◆ Short exercise:
Print every line of the data below, from the line containing "expand-arrow-23-disasm: › <box>26" down to the line containing "bookmark-icon-21-struct: 🔖 <box>42", with both of those lines included. Keep each line unchanged.

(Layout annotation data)
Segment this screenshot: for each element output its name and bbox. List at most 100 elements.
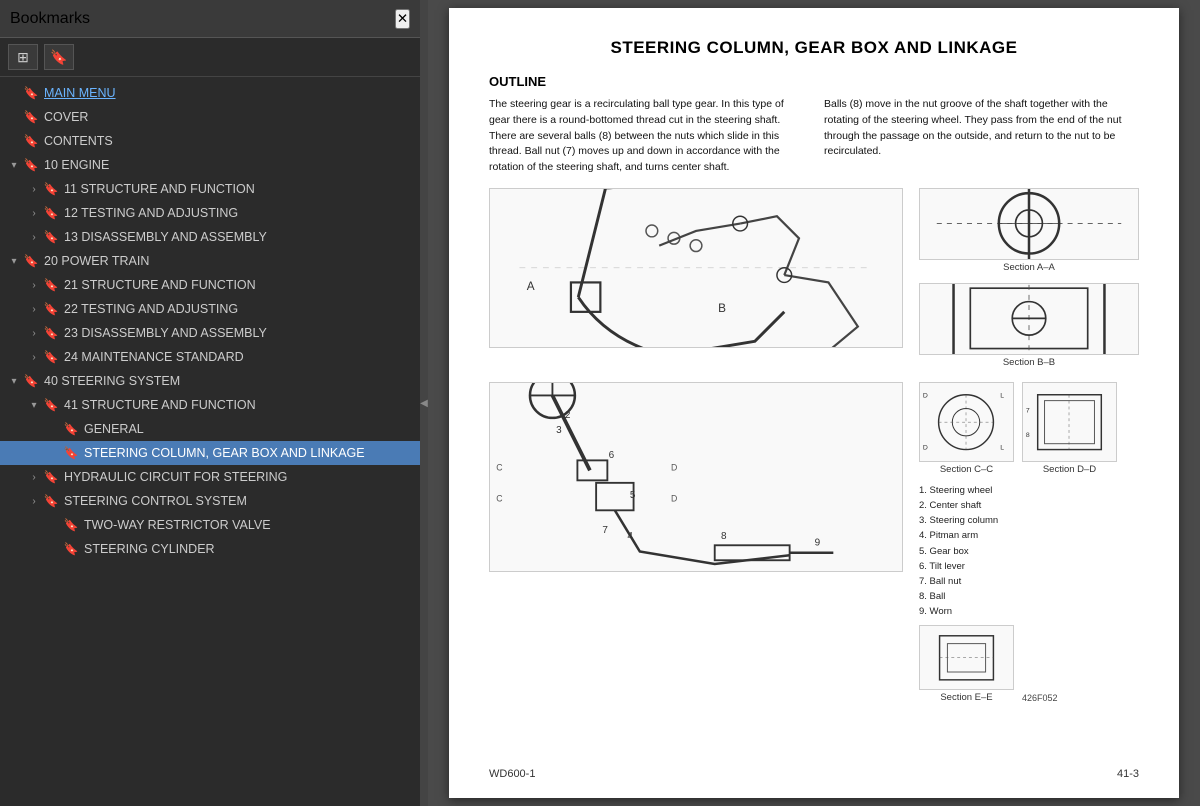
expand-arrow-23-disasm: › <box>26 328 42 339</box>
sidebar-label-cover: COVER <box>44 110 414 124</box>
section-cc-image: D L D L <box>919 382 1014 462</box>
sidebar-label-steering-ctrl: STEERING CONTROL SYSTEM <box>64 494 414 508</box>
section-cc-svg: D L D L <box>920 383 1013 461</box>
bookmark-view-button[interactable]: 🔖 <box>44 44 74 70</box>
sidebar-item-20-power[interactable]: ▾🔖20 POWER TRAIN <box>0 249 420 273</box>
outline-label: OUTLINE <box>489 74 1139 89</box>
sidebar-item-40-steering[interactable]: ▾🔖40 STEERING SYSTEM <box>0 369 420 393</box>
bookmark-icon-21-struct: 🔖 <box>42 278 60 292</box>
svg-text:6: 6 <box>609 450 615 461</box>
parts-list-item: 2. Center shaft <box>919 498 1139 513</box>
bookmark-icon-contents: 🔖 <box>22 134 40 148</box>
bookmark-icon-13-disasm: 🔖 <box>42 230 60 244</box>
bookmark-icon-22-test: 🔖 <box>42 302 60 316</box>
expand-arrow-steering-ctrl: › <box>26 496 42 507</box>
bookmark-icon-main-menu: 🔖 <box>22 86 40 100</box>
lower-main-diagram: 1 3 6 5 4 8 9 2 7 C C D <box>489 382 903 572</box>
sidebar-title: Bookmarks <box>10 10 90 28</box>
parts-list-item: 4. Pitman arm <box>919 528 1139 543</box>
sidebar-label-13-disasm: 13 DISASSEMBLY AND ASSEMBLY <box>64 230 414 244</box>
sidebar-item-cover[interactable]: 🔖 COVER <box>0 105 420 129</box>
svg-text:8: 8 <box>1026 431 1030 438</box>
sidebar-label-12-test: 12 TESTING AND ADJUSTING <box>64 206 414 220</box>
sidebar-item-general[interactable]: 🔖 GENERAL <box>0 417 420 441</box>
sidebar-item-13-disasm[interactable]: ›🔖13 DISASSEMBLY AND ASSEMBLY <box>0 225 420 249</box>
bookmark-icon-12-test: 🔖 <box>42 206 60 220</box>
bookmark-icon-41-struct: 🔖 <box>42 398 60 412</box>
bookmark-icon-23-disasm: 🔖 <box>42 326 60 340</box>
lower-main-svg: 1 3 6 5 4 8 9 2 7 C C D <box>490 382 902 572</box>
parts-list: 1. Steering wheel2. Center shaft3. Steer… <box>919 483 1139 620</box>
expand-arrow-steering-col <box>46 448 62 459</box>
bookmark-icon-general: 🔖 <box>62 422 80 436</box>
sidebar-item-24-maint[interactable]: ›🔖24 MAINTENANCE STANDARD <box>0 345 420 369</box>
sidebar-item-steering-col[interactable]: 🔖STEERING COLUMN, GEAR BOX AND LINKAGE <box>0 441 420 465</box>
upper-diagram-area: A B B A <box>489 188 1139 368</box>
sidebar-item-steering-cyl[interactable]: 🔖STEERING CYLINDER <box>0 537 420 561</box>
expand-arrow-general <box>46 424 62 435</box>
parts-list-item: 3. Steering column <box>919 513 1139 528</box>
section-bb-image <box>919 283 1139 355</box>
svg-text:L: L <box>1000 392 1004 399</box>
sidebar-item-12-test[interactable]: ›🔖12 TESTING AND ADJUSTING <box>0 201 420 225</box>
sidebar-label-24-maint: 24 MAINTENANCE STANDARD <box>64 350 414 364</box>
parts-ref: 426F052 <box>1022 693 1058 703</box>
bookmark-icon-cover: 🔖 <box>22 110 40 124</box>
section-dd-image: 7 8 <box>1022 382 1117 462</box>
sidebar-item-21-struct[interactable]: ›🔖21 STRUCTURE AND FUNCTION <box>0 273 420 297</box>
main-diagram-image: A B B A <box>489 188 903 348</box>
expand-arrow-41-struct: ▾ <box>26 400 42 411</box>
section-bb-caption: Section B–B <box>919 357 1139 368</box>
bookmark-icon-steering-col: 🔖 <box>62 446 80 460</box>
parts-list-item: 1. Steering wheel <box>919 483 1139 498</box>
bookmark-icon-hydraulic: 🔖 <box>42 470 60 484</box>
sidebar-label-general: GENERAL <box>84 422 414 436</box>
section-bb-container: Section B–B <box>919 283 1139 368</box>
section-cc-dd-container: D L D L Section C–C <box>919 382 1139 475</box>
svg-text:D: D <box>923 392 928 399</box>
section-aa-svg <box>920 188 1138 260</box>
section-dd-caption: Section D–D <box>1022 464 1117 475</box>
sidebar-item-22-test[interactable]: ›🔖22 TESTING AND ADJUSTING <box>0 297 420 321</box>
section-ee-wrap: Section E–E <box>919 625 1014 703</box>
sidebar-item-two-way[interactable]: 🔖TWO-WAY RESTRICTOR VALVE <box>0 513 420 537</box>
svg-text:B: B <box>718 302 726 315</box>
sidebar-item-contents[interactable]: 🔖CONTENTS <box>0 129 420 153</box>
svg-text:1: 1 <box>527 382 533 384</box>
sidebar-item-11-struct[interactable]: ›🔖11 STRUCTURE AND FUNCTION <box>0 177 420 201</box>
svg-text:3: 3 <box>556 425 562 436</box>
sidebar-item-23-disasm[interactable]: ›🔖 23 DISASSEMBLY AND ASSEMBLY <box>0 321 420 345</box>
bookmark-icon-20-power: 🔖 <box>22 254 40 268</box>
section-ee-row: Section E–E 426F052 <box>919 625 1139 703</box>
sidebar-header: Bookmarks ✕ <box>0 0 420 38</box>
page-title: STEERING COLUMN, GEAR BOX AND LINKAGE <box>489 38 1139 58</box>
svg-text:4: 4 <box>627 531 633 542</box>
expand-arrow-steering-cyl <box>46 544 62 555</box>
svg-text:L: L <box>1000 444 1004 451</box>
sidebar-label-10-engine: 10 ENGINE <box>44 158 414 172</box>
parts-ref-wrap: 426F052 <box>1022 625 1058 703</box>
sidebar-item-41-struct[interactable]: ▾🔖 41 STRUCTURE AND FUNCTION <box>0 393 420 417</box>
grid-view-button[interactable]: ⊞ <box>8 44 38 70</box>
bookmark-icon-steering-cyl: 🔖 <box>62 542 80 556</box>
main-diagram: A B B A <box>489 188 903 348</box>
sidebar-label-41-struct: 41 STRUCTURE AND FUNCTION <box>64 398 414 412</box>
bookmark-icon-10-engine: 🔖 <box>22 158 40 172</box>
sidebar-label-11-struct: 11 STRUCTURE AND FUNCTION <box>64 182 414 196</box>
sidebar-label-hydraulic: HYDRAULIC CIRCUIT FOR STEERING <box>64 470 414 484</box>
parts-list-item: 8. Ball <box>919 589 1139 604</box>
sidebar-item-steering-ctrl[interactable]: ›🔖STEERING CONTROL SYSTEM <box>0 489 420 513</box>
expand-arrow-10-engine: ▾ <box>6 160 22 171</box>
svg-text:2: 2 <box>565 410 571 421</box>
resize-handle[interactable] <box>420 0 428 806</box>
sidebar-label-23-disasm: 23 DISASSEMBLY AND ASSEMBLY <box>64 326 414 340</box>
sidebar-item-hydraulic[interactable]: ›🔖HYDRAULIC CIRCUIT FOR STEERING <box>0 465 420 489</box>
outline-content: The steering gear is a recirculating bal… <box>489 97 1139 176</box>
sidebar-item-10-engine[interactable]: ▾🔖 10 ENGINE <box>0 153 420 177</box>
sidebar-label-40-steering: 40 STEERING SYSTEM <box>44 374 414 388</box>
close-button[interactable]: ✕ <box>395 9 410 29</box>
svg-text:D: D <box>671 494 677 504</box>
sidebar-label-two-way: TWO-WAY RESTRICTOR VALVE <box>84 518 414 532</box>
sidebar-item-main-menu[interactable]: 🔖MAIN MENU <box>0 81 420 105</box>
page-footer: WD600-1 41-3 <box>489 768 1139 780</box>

◆ The completed task:
expand-arrow-23-disasm: › <box>26 328 42 339</box>
sidebar-label-cover: COVER <box>44 110 414 124</box>
section-cc-image: D L D L <box>919 382 1014 462</box>
sidebar-label-steering-ctrl: STEERING CONTROL SYSTEM <box>64 494 414 508</box>
section-cc-svg: D L D L <box>920 383 1013 461</box>
bookmark-view-button[interactable]: 🔖 <box>44 44 74 70</box>
sidebar-item-20-power[interactable]: ▾🔖20 POWER TRAIN <box>0 249 420 273</box>
outline-label: OUTLINE <box>489 74 1139 89</box>
sidebar-item-40-steering[interactable]: ▾🔖40 STEERING SYSTEM <box>0 369 420 393</box>
bookmark-icon-21-struct: 🔖 <box>42 278 60 292</box>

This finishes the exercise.